### What you will do
Take the line containing "What's the underlying" through the last line of the data and retype those lines exactly. Pictures do not belong in the copy.

### Material provided
----------------
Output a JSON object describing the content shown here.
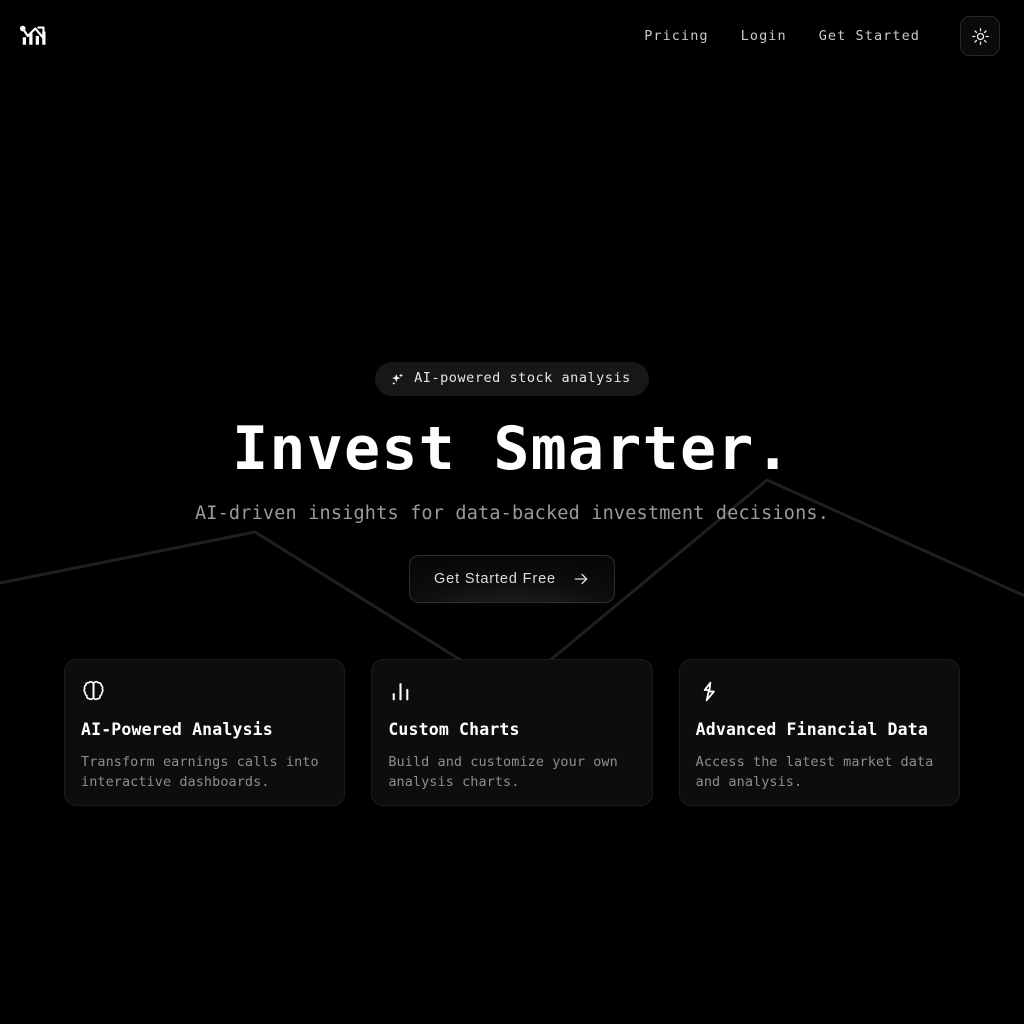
{
  "brand": {
    "logo_icon": "chart-line-up-icon",
    "name": ""
  },
  "header": {
    "nav": [
      {
        "label": "Pricing",
        "name": "nav-link-pricing"
      },
      {
        "label": "Login",
        "name": "nav-link-login"
      },
      {
        "label": "Get Started",
        "name": "nav-link-get-started"
      }
    ],
    "theme_toggle": {
      "icon": "sun-icon",
      "label": "Toggle theme"
    }
  },
  "hero": {
    "badge": {
      "icon": "sparkles-icon",
      "text": "AI-powered stock analysis"
    },
    "headline": "Invest Smarter.",
    "subheadline": "AI-driven insights for data-backed investment decisions.",
    "cta": {
      "label": "Get Started Free",
      "icon": "arrow-right-icon"
    }
  },
  "features": [
    {
      "icon": "brain-icon",
      "title": "AI-Powered Analysis",
      "description": "Transform earnings calls into interactive dashboards."
    },
    {
      "icon": "bar-chart-icon",
      "title": "Custom Charts",
      "description": "Build and customize your own analysis charts."
    },
    {
      "icon": "lightning-bolt-icon",
      "title": "Advanced Financial Data",
      "description": "Access the latest market data and analysis."
    }
  ],
  "colors": {
    "background": "#000000",
    "card_background": "#0d0d0d",
    "card_border": "#1b1b1b",
    "badge_background": "#171717",
    "text_primary": "#ffffff",
    "text_muted": "#8d8d8d",
    "nav_text": "#c9c9c9",
    "accent_line": "#1e1e1e"
  }
}
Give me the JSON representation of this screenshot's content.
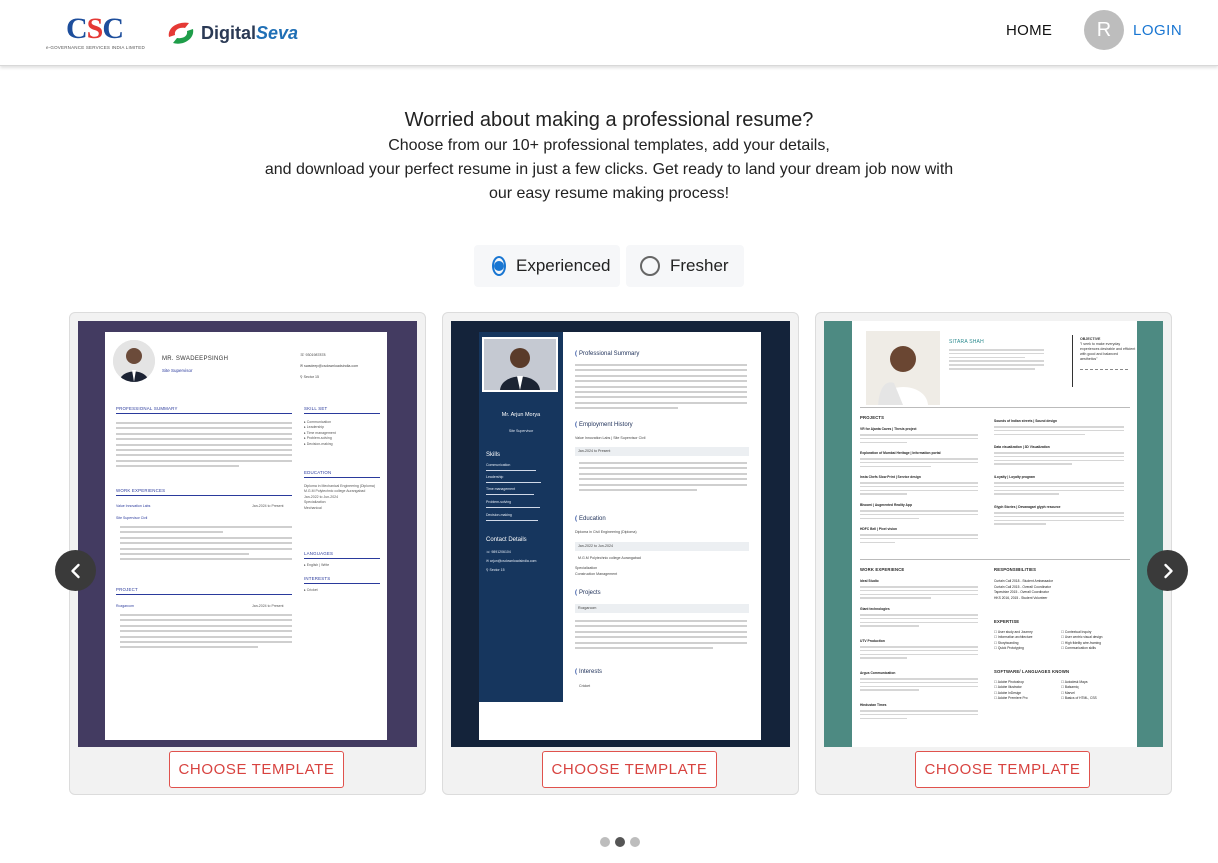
{
  "nav": {
    "csc_logo": "CSC",
    "csc_logo_sub": "e-GOVERNANCE SERVICES INDIA LIMITED",
    "digitalseva_brand": "Digital",
    "digitalseva_brand_accent": "Seva",
    "home_label": "HOME",
    "avatar_initial": "R",
    "login_label": "LOGIN"
  },
  "hero": {
    "title": "Worried about making a professional resume?",
    "line1": "Choose from our 10+ professional templates, add your details,",
    "line2": "and download your perfect resume in just a few clicks. Get ready to land your dream job now with",
    "line3": "our easy resume making process!"
  },
  "experience_toggle": {
    "options": [
      {
        "label": "Experienced",
        "selected": true
      },
      {
        "label": "Fresher",
        "selected": false
      }
    ]
  },
  "templates": [
    {
      "button_label": "CHOOSE TEMPLATE",
      "preview": {
        "name": "MR. SWADEEPSINGH",
        "role": "Site Supervisor",
        "phone": "9301987878",
        "email": "swadeep@csdownloadsindia.com",
        "location": "Sector 15",
        "sections": {
          "summary": "PROFESSIONAL SUMMARY",
          "experience": "WORK EXPERIENCES",
          "project": "PROJECT",
          "skills": "SKILL SET",
          "education": "EDUCATION",
          "languages": "LANGUAGES",
          "interests": "INTERESTS"
        },
        "company": "Value Innovation Labs",
        "company_dates": "Jan-2024 to Present",
        "job_title": "Site Supervisor Civil",
        "project_name": "Rozgarcom",
        "project_dates": "Jan-2024 to Present",
        "skills": [
          "Communication",
          "Leadership",
          "Time management",
          "Problem-solving",
          "Decision-making"
        ],
        "education": [
          "Diploma in Mechanical Engineering (Diploma)",
          "M.G.M Polytechnic college Aurangabad",
          "Jan-2022 to Jun-2024",
          "Specialization",
          "Mechanical"
        ],
        "language_item": "English | Write",
        "interest_item": "Cricket"
      }
    },
    {
      "button_label": "CHOOSE TEMPLATE",
      "preview": {
        "name": "Mr. Arjun Morya",
        "role": "Site Supervisor",
        "skills_heading": "Skills",
        "skills": [
          "Communication",
          "Leadership",
          "Time management",
          "Problem-solving",
          "Decision-making"
        ],
        "contact_heading": "Contact Details",
        "contact": [
          "9891206104",
          "arjun@csdownloadsindia.com",
          "Sector 15"
        ],
        "summary_heading": "Professional Summary",
        "history_heading": "Employment History",
        "company": "Value Innovation Labs | Site Supervisor Civil",
        "company_dates": "Jan-2024 to Present",
        "education_heading": "Education",
        "degree": "Diploma in Civil Engineering (Diploma)",
        "edu_dates": "Jan-2022 to Jun-2024",
        "college": "M.G.M Polytechnic college Aurangabad",
        "specialization_label": "Specialization",
        "specialization": "Construction Management",
        "projects_heading": "Projects",
        "project_name": "Rozgarcom",
        "interests_heading": "Interests",
        "interest": "Cricket"
      }
    },
    {
      "button_label": "CHOOSE TEMPLATE",
      "preview": {
        "name": "SITARA SHAH",
        "objective_heading": "OBJECTIVE",
        "objective": "\"I seek to make everyday experiences desirable and efficient with good and balanced aesthetics\"",
        "projects_heading": "PROJECTS",
        "projects_left": [
          "VR for Ajanta Caves | Thesis project",
          "Exploration of Mumbai Heritage | Information portal",
          "Insta Chefs Slow Print | Service design",
          "Bhoomi | Augmented Reality App",
          "HDFC Bell | Pixel vision"
        ],
        "projects_right": [
          "Sounds of Indian streets | Sound design",
          "Data visualization | 3D Visualization",
          "iLoyalty | Loyalty program",
          "Glyph Stories | Devanagari glyph resource"
        ],
        "work_heading": "WORK EXPERIENCE",
        "work_items": [
          "Ideal Studio",
          "Giant technologies",
          "UTV Production",
          "Argus Communication",
          "Hindustan Times"
        ],
        "responsibilities_heading": "RESPONSIBILITIES",
        "responsibilities": [
          "Curtain Call 2018 - Student Ambassador",
          "Curtain Call 2015 - Overall Coordinator",
          "Tapestrize 2015 - Overall Coordinator",
          "HKS 2016, 2015 - Student Volunteer"
        ],
        "expertise_heading": "EXPERTISE",
        "expertise": [
          "User study and Journey",
          "Contextual Inquiry",
          "Information architecture",
          "User centric visual design",
          "Storyboarding",
          "High fidelity wire-framing",
          "Quick Prototyping",
          "Communication skills"
        ],
        "software_heading": "SOFTWARE/ LANGUAGES KNOWN",
        "software": [
          "Adobe Photoshop",
          "Autodesk Maya",
          "Adobe Illustrator",
          "Balsamiq",
          "Adobe InDesign",
          "Marvel",
          "Adobe Premiere Pro",
          "Basics of HTML, CSS"
        ]
      }
    }
  ],
  "carousel": {
    "prev_icon": "chevron-left-icon",
    "next_icon": "chevron-right-icon",
    "pages": 3,
    "active_page": 2
  },
  "colors": {
    "primary": "#1976d2",
    "button_red": "#d84340",
    "resume1_bg": "#433b61",
    "resume2_bg": "#14233a",
    "resume3_bg": "#4d8a82"
  }
}
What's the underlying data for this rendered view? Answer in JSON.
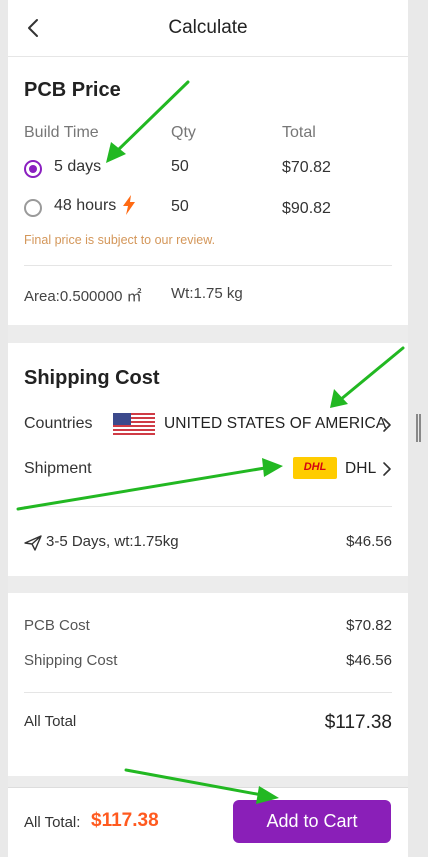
{
  "header": {
    "title": "Calculate"
  },
  "pcb_price": {
    "title": "PCB Price",
    "columns": {
      "build_time": "Build Time",
      "qty": "Qty",
      "total": "Total"
    },
    "options": [
      {
        "build_time": "5 days",
        "qty": "50",
        "total": "$70.82",
        "selected": true
      },
      {
        "build_time": "48 hours",
        "qty": "50",
        "total": "$90.82",
        "selected": false
      }
    ],
    "note": "Final price is subject to our review.",
    "area": "Area:0.500000 ㎡",
    "weight": "Wt:1.75 kg"
  },
  "shipping": {
    "title": "Shipping Cost",
    "countries_label": "Countries",
    "country": "UNITED STATES OF AMERICA",
    "shipment_label": "Shipment",
    "carrier": "DHL",
    "carrier_logo_text": "DHL",
    "delivery": "3-5 Days, wt:1.75kg",
    "cost": "$46.56"
  },
  "summary": {
    "pcb_cost_label": "PCB Cost",
    "pcb_cost": "$70.82",
    "shipping_cost_label": "Shipping Cost",
    "shipping_cost": "$46.56",
    "all_total_label": "All Total",
    "all_total": "$117.38"
  },
  "bottom_bar": {
    "all_total_label": "All Total:",
    "all_total": "$117.38",
    "add_to_cart_label": "Add to Cart"
  },
  "colors": {
    "accent": "#8a1fb8",
    "price": "#ff5a1f",
    "note": "#d4975a",
    "annotation_arrow": "#22b822"
  }
}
----------------
### Final result
What's the underlying data for this rendered view? Answer in JSON.
{
  "header": {
    "title": "Calculate"
  },
  "pcb_price": {
    "title": "PCB Price",
    "columns": {
      "build_time": "Build Time",
      "qty": "Qty",
      "total": "Total"
    },
    "options": [
      {
        "build_time": "5 days",
        "qty": "50",
        "total": "$70.82",
        "selected": true
      },
      {
        "build_time": "48 hours",
        "qty": "50",
        "total": "$90.82",
        "selected": false
      }
    ],
    "note": "Final price is subject to our review.",
    "area": "Area:0.500000 ㎡",
    "weight": "Wt:1.75 kg"
  },
  "shipping": {
    "title": "Shipping Cost",
    "countries_label": "Countries",
    "country": "UNITED STATES OF AMERICA",
    "shipment_label": "Shipment",
    "carrier": "DHL",
    "carrier_logo_text": "DHL",
    "delivery": "3-5 Days, wt:1.75kg",
    "cost": "$46.56"
  },
  "summary": {
    "pcb_cost_label": "PCB Cost",
    "pcb_cost": "$70.82",
    "shipping_cost_label": "Shipping Cost",
    "shipping_cost": "$46.56",
    "all_total_label": "All Total",
    "all_total": "$117.38"
  },
  "bottom_bar": {
    "all_total_label": "All Total:",
    "all_total": "$117.38",
    "add_to_cart_label": "Add to Cart"
  },
  "colors": {
    "accent": "#8a1fb8",
    "price": "#ff5a1f",
    "note": "#d4975a",
    "annotation_arrow": "#22b822"
  }
}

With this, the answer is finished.